Exercise description: Each entry below is to be extracted exactly.

Records for processing:

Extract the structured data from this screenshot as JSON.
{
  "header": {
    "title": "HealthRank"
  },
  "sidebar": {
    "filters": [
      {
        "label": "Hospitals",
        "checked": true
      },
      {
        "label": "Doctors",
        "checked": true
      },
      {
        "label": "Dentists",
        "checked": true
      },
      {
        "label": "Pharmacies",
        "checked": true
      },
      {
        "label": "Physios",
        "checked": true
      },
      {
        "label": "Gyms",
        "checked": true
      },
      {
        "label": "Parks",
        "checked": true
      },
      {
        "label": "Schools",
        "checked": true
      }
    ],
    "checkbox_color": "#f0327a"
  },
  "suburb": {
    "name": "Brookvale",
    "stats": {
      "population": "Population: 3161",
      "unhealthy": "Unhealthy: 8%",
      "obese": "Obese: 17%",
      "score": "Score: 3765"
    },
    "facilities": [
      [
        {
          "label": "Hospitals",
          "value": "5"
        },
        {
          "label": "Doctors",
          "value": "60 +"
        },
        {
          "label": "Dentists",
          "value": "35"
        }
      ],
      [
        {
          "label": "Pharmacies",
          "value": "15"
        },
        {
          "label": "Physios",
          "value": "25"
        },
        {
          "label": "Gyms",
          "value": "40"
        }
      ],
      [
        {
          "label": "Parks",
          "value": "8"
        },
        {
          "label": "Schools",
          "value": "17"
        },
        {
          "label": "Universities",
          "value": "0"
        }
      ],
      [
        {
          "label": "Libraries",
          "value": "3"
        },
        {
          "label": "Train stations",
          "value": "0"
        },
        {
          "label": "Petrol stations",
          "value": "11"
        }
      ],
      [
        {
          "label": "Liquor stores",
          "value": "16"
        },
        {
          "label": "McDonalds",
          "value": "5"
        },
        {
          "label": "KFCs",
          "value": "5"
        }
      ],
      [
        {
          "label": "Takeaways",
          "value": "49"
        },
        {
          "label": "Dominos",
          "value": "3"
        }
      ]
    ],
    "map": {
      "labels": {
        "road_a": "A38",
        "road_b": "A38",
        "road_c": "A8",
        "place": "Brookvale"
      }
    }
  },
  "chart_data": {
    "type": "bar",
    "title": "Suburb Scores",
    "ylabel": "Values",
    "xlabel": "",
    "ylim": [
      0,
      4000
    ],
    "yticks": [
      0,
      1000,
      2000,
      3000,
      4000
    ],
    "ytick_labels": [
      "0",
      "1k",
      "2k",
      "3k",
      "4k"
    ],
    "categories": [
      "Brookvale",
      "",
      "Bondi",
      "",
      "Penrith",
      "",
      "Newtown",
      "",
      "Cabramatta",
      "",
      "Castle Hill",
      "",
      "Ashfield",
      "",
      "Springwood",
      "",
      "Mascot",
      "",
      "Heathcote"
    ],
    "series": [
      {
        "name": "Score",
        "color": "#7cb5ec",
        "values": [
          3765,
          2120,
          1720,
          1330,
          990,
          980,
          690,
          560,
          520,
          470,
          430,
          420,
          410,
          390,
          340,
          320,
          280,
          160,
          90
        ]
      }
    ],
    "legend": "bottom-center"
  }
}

Response to this exercise:
Extract the structured data from this screenshot as JSON.
{
  "header": {
    "title": "HealthRank"
  },
  "sidebar": {
    "filters": [
      {
        "label": "Hospitals",
        "checked": true
      },
      {
        "label": "Doctors",
        "checked": true
      },
      {
        "label": "Dentists",
        "checked": true
      },
      {
        "label": "Pharmacies",
        "checked": true
      },
      {
        "label": "Physios",
        "checked": true
      },
      {
        "label": "Gyms",
        "checked": true
      },
      {
        "label": "Parks",
        "checked": true
      },
      {
        "label": "Schools",
        "checked": true
      }
    ],
    "checkbox_color": "#f0327a"
  },
  "suburb": {
    "name": "Brookvale",
    "stats": {
      "population": "Population: 3161",
      "unhealthy": "Unhealthy: 8%",
      "obese": "Obese: 17%",
      "score": "Score: 3765"
    },
    "facilities": [
      [
        {
          "label": "Hospitals",
          "value": "5"
        },
        {
          "label": "Doctors",
          "value": "60 +"
        },
        {
          "label": "Dentists",
          "value": "35"
        }
      ],
      [
        {
          "label": "Pharmacies",
          "value": "15"
        },
        {
          "label": "Physios",
          "value": "25"
        },
        {
          "label": "Gyms",
          "value": "40"
        }
      ],
      [
        {
          "label": "Parks",
          "value": "8"
        },
        {
          "label": "Schools",
          "value": "17"
        },
        {
          "label": "Universities",
          "value": "0"
        }
      ],
      [
        {
          "label": "Libraries",
          "value": "3"
        },
        {
          "label": "Train stations",
          "value": "0"
        },
        {
          "label": "Petrol stations",
          "value": "11"
        }
      ],
      [
        {
          "label": "Liquor stores",
          "value": "16"
        },
        {
          "label": "McDonalds",
          "value": "5"
        },
        {
          "label": "KFCs",
          "value": "5"
        }
      ],
      [
        {
          "label": "Takeaways",
          "value": "49"
        },
        {
          "label": "Dominos",
          "value": "3"
        }
      ]
    ],
    "map": {
      "labels": {
        "road_a": "A38",
        "road_b": "A38",
        "road_c": "A8",
        "place": "Brookvale"
      }
    }
  },
  "chart_data": {
    "type": "bar",
    "title": "Suburb Scores",
    "ylabel": "Values",
    "xlabel": "",
    "ylim": [
      0,
      4000
    ],
    "yticks": [
      0,
      1000,
      2000,
      3000,
      4000
    ],
    "ytick_labels": [
      "0",
      "1k",
      "2k",
      "3k",
      "4k"
    ],
    "categories": [
      "Brookvale",
      "",
      "Bondi",
      "",
      "Penrith",
      "",
      "Newtown",
      "",
      "Cabramatta",
      "",
      "Castle Hill",
      "",
      "Ashfield",
      "",
      "Springwood",
      "",
      "Mascot",
      "",
      "Heathcote"
    ],
    "series": [
      {
        "name": "Score",
        "color": "#7cb5ec",
        "values": [
          3765,
          2120,
          1720,
          1330,
          990,
          980,
          690,
          560,
          520,
          470,
          430,
          420,
          410,
          390,
          340,
          320,
          280,
          160,
          90
        ]
      }
    ],
    "legend": "bottom-center"
  }
}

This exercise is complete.